Copy every line of the listing exactly.

## start

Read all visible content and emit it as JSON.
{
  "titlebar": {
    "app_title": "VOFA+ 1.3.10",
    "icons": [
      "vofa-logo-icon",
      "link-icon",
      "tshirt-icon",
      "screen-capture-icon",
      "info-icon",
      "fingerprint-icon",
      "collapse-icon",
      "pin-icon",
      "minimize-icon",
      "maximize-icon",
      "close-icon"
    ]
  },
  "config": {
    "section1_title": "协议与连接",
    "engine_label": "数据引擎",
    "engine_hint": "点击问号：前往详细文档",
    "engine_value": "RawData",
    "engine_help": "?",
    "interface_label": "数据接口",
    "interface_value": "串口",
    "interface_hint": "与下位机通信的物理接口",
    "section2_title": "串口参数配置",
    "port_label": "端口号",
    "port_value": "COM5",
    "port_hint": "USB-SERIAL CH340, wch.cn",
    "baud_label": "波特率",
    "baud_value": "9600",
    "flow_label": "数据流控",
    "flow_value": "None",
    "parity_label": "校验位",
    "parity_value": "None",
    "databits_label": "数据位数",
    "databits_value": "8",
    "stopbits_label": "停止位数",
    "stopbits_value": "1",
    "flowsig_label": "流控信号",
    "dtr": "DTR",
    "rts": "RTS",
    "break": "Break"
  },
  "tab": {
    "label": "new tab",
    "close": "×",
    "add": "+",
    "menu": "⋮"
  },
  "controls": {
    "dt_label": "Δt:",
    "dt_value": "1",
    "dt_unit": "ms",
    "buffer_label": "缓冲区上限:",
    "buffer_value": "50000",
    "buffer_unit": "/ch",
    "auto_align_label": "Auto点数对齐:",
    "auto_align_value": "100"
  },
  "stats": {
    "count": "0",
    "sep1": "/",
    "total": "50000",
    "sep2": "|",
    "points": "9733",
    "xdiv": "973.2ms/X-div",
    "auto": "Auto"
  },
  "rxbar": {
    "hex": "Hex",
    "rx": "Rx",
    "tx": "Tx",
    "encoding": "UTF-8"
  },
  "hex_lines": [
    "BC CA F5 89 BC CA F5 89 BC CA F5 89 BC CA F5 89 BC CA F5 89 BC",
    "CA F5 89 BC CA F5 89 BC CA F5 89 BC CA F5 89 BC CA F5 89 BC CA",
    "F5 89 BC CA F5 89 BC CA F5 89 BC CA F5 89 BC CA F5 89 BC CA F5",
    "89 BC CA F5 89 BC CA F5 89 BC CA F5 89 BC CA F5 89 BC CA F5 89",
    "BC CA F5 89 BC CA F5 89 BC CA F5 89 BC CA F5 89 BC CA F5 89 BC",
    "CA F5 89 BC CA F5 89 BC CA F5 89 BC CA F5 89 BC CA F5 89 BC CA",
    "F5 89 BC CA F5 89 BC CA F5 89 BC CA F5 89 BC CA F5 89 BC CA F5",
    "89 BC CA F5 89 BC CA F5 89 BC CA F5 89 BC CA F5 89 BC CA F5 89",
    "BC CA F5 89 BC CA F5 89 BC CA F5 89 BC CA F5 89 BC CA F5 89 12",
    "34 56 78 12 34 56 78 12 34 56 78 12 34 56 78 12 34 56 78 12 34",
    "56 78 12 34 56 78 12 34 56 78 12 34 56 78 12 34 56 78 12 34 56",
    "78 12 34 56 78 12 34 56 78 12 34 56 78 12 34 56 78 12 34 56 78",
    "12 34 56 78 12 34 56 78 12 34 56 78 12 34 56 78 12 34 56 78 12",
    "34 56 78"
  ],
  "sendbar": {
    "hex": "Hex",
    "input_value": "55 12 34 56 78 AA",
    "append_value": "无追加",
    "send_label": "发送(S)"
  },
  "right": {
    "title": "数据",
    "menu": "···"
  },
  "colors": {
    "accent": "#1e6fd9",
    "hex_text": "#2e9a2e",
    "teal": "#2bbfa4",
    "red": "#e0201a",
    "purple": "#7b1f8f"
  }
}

## end

Correct answer:
Read all visible content and emit it as JSON.
{
  "titlebar": {
    "app_title": "VOFA+ 1.3.10",
    "icons": [
      "vofa-logo-icon",
      "link-icon",
      "tshirt-icon",
      "screen-capture-icon",
      "info-icon",
      "fingerprint-icon",
      "collapse-icon",
      "pin-icon",
      "minimize-icon",
      "maximize-icon",
      "close-icon"
    ]
  },
  "config": {
    "section1_title": "协议与连接",
    "engine_label": "数据引擎",
    "engine_hint": "点击问号：前往详细文档",
    "engine_value": "RawData",
    "engine_help": "?",
    "interface_label": "数据接口",
    "interface_value": "串口",
    "interface_hint": "与下位机通信的物理接口",
    "section2_title": "串口参数配置",
    "port_label": "端口号",
    "port_value": "COM5",
    "port_hint": "USB-SERIAL CH340, wch.cn",
    "baud_label": "波特率",
    "baud_value": "9600",
    "flow_label": "数据流控",
    "flow_value": "None",
    "parity_label": "校验位",
    "parity_value": "None",
    "databits_label": "数据位数",
    "databits_value": "8",
    "stopbits_label": "停止位数",
    "stopbits_value": "1",
    "flowsig_label": "流控信号",
    "dtr": "DTR",
    "rts": "RTS",
    "break": "Break"
  },
  "tab": {
    "label": "new tab",
    "close": "×",
    "add": "+",
    "menu": "⋮"
  },
  "controls": {
    "dt_label": "Δt:",
    "dt_value": "1",
    "dt_unit": "ms",
    "buffer_label": "缓冲区上限:",
    "buffer_value": "50000",
    "buffer_unit": "/ch",
    "auto_align_label": "Auto点数对齐:",
    "auto_align_value": "100"
  },
  "stats": {
    "count": "0",
    "sep1": "/",
    "total": "50000",
    "sep2": "|",
    "points": "9733",
    "xdiv": "973.2ms/X-div",
    "auto": "Auto"
  },
  "rxbar": {
    "hex": "Hex",
    "rx": "Rx",
    "tx": "Tx",
    "encoding": "UTF-8"
  },
  "hex_lines": [
    "BC CA F5 89 BC CA F5 89 BC CA F5 89 BC CA F5 89 BC CA F5 89 BC",
    "CA F5 89 BC CA F5 89 BC CA F5 89 BC CA F5 89 BC CA F5 89 BC CA",
    "F5 89 BC CA F5 89 BC CA F5 89 BC CA F5 89 BC CA F5 89 BC CA F5",
    "89 BC CA F5 89 BC CA F5 89 BC CA F5 89 BC CA F5 89 BC CA F5 89",
    "BC CA F5 89 BC CA F5 89 BC CA F5 89 BC CA F5 89 BC CA F5 89 BC",
    "CA F5 89 BC CA F5 89 BC CA F5 89 BC CA F5 89 BC CA F5 89 BC CA",
    "F5 89 BC CA F5 89 BC CA F5 89 BC CA F5 89 BC CA F5 89 BC CA F5",
    "89 BC CA F5 89 BC CA F5 89 BC CA F5 89 BC CA F5 89 BC CA F5 89",
    "BC CA F5 89 BC CA F5 89 BC CA F5 89 BC CA F5 89 BC CA F5 89 12",
    "34 56 78 12 34 56 78 12 34 56 78 12 34 56 78 12 34 56 78 12 34",
    "56 78 12 34 56 78 12 34 56 78 12 34 56 78 12 34 56 78 12 34 56",
    "78 12 34 56 78 12 34 56 78 12 34 56 78 12 34 56 78 12 34 56 78",
    "12 34 56 78 12 34 56 78 12 34 56 78 12 34 56 78 12 34 56 78 12",
    "34 56 78"
  ],
  "sendbar": {
    "hex": "Hex",
    "input_value": "55 12 34 56 78 AA",
    "append_value": "无追加",
    "send_label": "发送(S)"
  },
  "right": {
    "title": "数据",
    "menu": "···"
  },
  "colors": {
    "accent": "#1e6fd9",
    "hex_text": "#2e9a2e",
    "teal": "#2bbfa4",
    "red": "#e0201a",
    "purple": "#7b1f8f"
  }
}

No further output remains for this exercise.